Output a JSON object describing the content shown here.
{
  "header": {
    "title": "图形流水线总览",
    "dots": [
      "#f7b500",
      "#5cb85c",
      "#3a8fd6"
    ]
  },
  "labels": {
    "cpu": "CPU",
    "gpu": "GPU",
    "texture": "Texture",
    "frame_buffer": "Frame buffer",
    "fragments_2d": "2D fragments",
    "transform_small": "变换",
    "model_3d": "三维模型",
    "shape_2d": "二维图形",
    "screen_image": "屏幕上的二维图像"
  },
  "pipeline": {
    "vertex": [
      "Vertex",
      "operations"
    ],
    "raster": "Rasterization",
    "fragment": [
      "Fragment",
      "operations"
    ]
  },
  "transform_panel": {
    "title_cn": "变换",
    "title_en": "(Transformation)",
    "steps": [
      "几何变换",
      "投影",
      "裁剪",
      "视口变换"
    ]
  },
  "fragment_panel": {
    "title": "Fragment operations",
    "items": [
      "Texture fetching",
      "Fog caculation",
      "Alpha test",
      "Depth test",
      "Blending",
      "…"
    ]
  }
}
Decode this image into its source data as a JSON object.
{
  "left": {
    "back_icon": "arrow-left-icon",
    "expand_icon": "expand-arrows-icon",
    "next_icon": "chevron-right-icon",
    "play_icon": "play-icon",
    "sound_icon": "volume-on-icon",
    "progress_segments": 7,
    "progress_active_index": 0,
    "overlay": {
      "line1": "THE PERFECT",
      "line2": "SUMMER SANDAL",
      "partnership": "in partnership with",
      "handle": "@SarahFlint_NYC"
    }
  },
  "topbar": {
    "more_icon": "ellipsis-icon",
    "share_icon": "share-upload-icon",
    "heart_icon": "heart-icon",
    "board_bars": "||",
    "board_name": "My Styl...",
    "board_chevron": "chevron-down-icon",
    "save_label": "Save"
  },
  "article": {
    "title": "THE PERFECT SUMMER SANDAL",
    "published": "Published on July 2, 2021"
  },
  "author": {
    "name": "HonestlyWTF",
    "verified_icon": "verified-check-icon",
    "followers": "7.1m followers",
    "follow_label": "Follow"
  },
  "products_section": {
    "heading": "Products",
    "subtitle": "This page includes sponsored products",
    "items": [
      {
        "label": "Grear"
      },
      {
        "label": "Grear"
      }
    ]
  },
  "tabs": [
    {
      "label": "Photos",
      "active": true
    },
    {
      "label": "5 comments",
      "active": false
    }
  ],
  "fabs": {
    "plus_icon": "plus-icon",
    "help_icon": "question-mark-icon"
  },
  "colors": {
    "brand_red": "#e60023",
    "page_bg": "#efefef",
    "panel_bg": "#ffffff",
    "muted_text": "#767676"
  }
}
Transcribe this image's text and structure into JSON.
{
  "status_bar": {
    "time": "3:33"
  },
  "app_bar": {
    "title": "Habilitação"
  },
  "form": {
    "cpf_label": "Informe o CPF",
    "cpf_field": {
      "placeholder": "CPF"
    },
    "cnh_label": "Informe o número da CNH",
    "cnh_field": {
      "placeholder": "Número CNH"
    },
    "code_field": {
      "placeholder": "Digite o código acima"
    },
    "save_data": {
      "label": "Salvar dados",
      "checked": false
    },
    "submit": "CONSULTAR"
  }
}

▬▬▬▬▬▬▬▬▬▬

EXERCISE AIM:
Above are the records. Identify each line that contains the word "JSON".

PROBLEM SOLUTION:
Output a JSON object describing the content shown here.
Decode this image into its source data as a JSON object.
Transcribe this image's text and structure into JSON.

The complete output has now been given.